> [WORK TO DO]: Check every line for the word "如果面对入射方向的界面为一个凸面" and state how many lines have it. Reply with the number alone.
* BEGIN *
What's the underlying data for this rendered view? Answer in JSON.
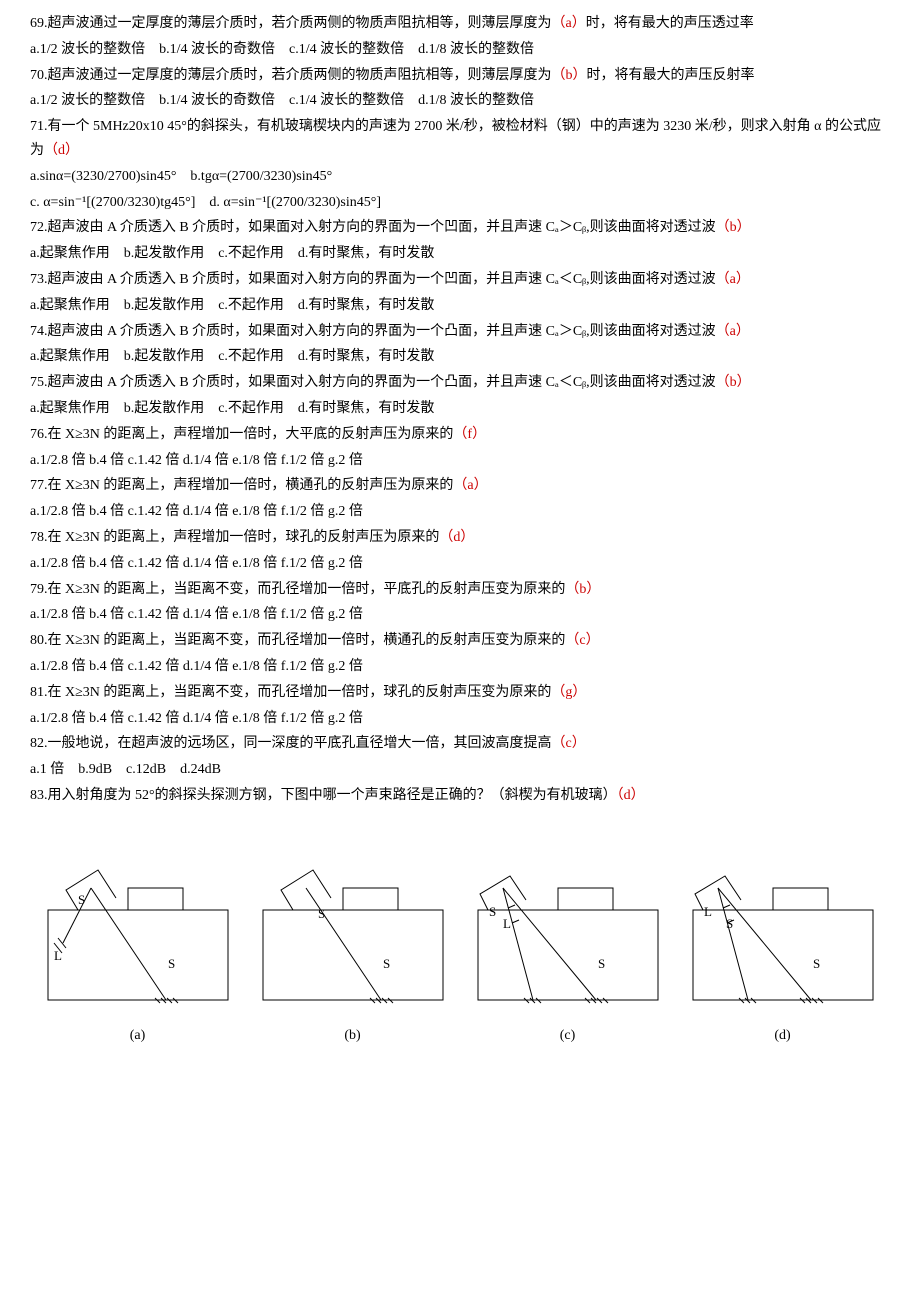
{
  "questions": [
    {
      "num": "69.",
      "text": "超声波通过一定厚度的薄层介质时，若介质两侧的物质声阻抗相等，则薄层厚度为",
      "answer": "（a）",
      "tail": "时，将有最大的声压透过率",
      "options": "a.1/2 波长的整数倍　b.1/4 波长的奇数倍　c.1/4 波长的整数倍　d.1/8 波长的整数倍"
    },
    {
      "num": "70.",
      "text": "超声波通过一定厚度的薄层介质时，若介质两侧的物质声阻抗相等，则薄层厚度为",
      "answer": "（b）",
      "tail": "时，将有最大的声压反射率",
      "options": "a.1/2 波长的整数倍　b.1/4 波长的奇数倍　c.1/4 波长的整数倍　d.1/8 波长的整数倍"
    },
    {
      "num": "71.",
      "text": "有一个 5MHz20x10 45°的斜探头，有机玻璃楔块内的声速为 2700 米/秒，被检材料（钢）中的声速为 3230 米/秒，则求入射角 α 的公式应为",
      "answer": "（d）",
      "tail": "",
      "options": "a.sinα=(3230/2700)sin45°　b.tgα=(2700/3230)sin45°",
      "options2": "c. α=sin⁻¹[(2700/3230)tg45°]　d. α=sin⁻¹[(2700/3230)sin45°]"
    },
    {
      "num": "72.",
      "text": "超声波由 A 介质透入 B 介质时，如果面对入射方向的界面为一个凹面，并且声速 Cₐ＞Cᵦ,则该曲面将对透过波",
      "answer": "（b）",
      "tail": "",
      "options": "a.起聚焦作用　b.起发散作用　c.不起作用　d.有时聚焦，有时发散"
    },
    {
      "num": "73.",
      "text": "超声波由 A 介质透入 B 介质时，如果面对入射方向的界面为一个凹面，并且声速 Cₐ＜Cᵦ,则该曲面将对透过波",
      "answer": "（a）",
      "tail": "",
      "options": "a.起聚焦作用　b.起发散作用　c.不起作用　d.有时聚焦，有时发散"
    },
    {
      "num": "74.",
      "text": "超声波由 A 介质透入 B 介质时，如果面对入射方向的界面为一个凸面，并且声速 Cₐ＞Cᵦ,则该曲面将对透过波",
      "answer": "（a）",
      "tail": "",
      "options": "a.起聚焦作用　b.起发散作用　c.不起作用　d.有时聚焦，有时发散"
    },
    {
      "num": "75.",
      "text": "超声波由 A 介质透入 B 介质时，如果面对入射方向的界面为一个凸面，并且声速 Cₐ＜Cᵦ,则该曲面将对透过波",
      "answer": "（b）",
      "tail": "",
      "options": "a.起聚焦作用　b.起发散作用　c.不起作用　d.有时聚焦，有时发散"
    },
    {
      "num": "76.",
      "text": "在 X≥3N 的距离上，声程增加一倍时，大平底的反射声压为原来的",
      "answer": "（f）",
      "tail": "",
      "options": "a.1/2.8 倍  b.4 倍  c.1.42 倍  d.1/4 倍  e.1/8 倍  f.1/2 倍  g.2 倍"
    },
    {
      "num": "77.",
      "text": "在 X≥3N 的距离上，声程增加一倍时，横通孔的反射声压为原来的",
      "answer": "（a）",
      "tail": "",
      "options": "a.1/2.8 倍  b.4 倍  c.1.42 倍  d.1/4 倍  e.1/8 倍  f.1/2 倍  g.2 倍"
    },
    {
      "num": "78.",
      "text": "在 X≥3N 的距离上，声程增加一倍时，球孔的反射声压为原来的",
      "answer": "（d）",
      "tail": "",
      "options": "a.1/2.8 倍  b.4 倍  c.1.42 倍  d.1/4 倍  e.1/8 倍  f.1/2 倍  g.2 倍"
    },
    {
      "num": "79.",
      "text": "在 X≥3N 的距离上，当距离不变，而孔径增加一倍时，平底孔的反射声压变为原来的",
      "answer": "（b）",
      "tail": "",
      "options": "a.1/2.8 倍  b.4 倍  c.1.42 倍  d.1/4 倍  e.1/8 倍  f.1/2 倍  g.2 倍"
    },
    {
      "num": "80.",
      "text": "在 X≥3N 的距离上，当距离不变，而孔径增加一倍时，横通孔的反射声压变为原来的",
      "answer": "（c）",
      "tail": "",
      "options": "a.1/2.8 倍  b.4 倍  c.1.42 倍  d.1/4 倍  e.1/8 倍  f.1/2 倍  g.2 倍"
    },
    {
      "num": "81.",
      "text": "在 X≥3N 的距离上，当距离不变，而孔径增加一倍时，球孔的反射声压变为原来的",
      "answer": "（g）",
      "tail": "",
      "options": "a.1/2.8 倍  b.4 倍  c.1.42 倍  d.1/4 倍  e.1/8 倍  f.1/2 倍  g.2 倍"
    },
    {
      "num": "82.",
      "text": "一般地说，在超声波的远场区，同一深度的平底孔直径增大一倍，其回波高度提高",
      "answer": "（c）",
      "tail": "",
      "options": "a.1 倍　b.9dB　c.12dB　d.24dB"
    },
    {
      "num": "83.",
      "text": "用入射角度为 52°的斜探头探测方钢，下图中哪一个声束路径是正确的？（斜楔为有机玻璃）",
      "answer": "（d）",
      "tail": "",
      "options": ""
    }
  ],
  "figures": {
    "labels": {
      "s": "S",
      "l": "L"
    },
    "captions": [
      "(a)",
      "(b)",
      "(c)",
      "(d)"
    ],
    "stroke": "#000000",
    "stroke_width": 1,
    "font_size": 13
  }
}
* END *
> [WRITTEN SOLUTION]: 2